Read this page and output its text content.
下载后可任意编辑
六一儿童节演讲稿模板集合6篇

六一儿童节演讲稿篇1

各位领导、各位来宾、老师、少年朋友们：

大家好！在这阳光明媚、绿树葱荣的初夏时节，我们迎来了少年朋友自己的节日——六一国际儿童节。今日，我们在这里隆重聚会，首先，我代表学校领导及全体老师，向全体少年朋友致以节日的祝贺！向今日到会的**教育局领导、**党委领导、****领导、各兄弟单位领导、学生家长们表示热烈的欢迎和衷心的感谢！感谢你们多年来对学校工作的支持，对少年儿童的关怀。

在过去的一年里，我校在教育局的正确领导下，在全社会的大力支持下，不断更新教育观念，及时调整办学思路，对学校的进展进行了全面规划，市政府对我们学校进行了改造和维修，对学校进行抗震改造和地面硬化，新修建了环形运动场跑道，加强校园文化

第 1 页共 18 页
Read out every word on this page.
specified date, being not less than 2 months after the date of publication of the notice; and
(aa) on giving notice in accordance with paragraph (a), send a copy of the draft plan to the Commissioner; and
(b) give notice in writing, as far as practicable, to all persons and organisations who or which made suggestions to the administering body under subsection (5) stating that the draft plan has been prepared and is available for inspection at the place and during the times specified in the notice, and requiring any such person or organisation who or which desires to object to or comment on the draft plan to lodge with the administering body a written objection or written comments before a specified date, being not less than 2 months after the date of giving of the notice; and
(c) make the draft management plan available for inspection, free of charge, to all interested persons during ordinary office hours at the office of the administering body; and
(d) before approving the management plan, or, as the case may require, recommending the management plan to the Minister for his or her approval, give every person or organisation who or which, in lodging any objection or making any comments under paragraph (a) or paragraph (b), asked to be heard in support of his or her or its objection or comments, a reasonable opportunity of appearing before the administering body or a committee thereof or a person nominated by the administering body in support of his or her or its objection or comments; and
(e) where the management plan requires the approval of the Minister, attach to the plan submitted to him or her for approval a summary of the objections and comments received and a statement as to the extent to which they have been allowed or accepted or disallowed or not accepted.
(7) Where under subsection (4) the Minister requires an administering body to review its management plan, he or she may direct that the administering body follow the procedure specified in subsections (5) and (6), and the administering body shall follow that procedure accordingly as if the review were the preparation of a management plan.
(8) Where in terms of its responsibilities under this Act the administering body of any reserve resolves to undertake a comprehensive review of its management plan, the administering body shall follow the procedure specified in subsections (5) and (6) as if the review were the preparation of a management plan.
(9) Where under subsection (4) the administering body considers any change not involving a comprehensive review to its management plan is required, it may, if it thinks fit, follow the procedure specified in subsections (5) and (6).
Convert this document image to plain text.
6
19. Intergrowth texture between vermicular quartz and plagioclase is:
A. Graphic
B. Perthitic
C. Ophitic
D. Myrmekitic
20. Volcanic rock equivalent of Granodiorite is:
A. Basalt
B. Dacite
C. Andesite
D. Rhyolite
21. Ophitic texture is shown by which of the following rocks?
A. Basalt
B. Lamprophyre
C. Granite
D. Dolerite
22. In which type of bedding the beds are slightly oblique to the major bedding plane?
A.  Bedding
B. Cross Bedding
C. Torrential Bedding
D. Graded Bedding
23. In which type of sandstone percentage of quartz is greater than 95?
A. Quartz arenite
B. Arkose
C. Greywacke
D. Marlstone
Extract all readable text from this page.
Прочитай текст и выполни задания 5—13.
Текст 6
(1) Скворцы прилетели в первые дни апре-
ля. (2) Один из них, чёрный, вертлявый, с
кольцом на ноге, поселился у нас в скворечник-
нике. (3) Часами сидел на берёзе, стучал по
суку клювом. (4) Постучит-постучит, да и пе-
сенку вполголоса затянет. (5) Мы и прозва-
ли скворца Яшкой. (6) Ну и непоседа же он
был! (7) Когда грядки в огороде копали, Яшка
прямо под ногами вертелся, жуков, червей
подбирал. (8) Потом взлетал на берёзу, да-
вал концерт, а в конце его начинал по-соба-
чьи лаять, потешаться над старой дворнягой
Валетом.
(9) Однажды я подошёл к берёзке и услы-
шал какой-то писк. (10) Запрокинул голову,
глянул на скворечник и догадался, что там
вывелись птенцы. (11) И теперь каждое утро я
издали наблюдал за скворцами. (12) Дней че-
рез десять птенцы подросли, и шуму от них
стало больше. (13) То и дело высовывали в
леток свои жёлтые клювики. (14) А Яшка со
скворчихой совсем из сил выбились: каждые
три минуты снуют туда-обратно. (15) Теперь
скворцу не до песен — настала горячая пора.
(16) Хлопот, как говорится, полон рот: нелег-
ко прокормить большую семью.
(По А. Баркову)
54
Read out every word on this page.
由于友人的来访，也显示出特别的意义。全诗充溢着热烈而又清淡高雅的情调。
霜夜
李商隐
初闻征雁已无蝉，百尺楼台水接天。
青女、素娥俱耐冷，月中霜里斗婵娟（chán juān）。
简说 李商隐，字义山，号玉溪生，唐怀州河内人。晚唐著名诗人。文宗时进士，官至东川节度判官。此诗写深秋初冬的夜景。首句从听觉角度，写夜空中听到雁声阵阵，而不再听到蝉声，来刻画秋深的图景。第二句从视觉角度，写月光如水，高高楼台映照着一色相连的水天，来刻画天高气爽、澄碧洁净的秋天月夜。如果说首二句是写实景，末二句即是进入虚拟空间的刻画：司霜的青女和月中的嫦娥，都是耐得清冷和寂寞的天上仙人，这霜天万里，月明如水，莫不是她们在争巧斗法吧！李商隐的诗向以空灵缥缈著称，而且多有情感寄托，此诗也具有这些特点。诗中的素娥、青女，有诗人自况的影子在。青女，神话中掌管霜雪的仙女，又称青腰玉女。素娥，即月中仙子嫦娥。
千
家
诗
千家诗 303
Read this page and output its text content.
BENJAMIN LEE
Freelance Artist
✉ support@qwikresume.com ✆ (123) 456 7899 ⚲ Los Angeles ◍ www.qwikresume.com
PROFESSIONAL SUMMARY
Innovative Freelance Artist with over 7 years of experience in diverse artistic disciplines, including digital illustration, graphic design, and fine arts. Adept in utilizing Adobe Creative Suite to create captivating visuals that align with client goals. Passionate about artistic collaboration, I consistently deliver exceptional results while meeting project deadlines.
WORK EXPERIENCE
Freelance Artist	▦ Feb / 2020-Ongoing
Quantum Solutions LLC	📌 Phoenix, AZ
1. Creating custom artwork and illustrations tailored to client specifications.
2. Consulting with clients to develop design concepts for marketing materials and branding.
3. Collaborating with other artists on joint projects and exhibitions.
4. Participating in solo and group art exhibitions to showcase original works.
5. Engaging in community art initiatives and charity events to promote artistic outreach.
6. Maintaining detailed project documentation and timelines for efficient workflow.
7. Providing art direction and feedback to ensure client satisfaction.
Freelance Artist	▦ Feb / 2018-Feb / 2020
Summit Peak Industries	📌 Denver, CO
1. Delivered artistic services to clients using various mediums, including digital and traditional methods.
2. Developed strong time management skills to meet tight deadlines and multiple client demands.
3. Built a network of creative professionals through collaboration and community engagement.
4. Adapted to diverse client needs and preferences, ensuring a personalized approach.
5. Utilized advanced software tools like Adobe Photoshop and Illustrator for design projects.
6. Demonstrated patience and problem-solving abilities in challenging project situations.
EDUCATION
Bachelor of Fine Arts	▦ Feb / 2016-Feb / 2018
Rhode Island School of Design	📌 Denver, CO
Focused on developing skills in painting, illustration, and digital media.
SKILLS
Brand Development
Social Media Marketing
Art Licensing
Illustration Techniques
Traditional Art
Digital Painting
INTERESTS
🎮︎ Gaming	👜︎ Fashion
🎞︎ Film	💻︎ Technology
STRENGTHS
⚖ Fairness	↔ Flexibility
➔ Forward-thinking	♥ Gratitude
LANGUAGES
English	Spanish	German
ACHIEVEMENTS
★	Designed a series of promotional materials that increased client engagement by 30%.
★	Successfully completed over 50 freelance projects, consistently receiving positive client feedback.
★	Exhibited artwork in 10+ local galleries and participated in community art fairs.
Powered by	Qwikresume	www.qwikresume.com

◆ **Description of the task**: Copy out each line that contains the word "requires".

◆ **Task response**:
(e) where the management plan requires the approval of the Minister, attach to the plan submitted to him or her for approval a summary of the objections and comments received and a statement as to the extent to which they have been allowed or accepted or disallowed or not accepted.
(7) Where under subsection (4) the Minister requires an administering body to review its management plan, he or she may direct that the administering body follow the procedure specified in subsections (5) and (6), and the administering body shall follow that procedure accordingly as if the review were the preparation of a management plan.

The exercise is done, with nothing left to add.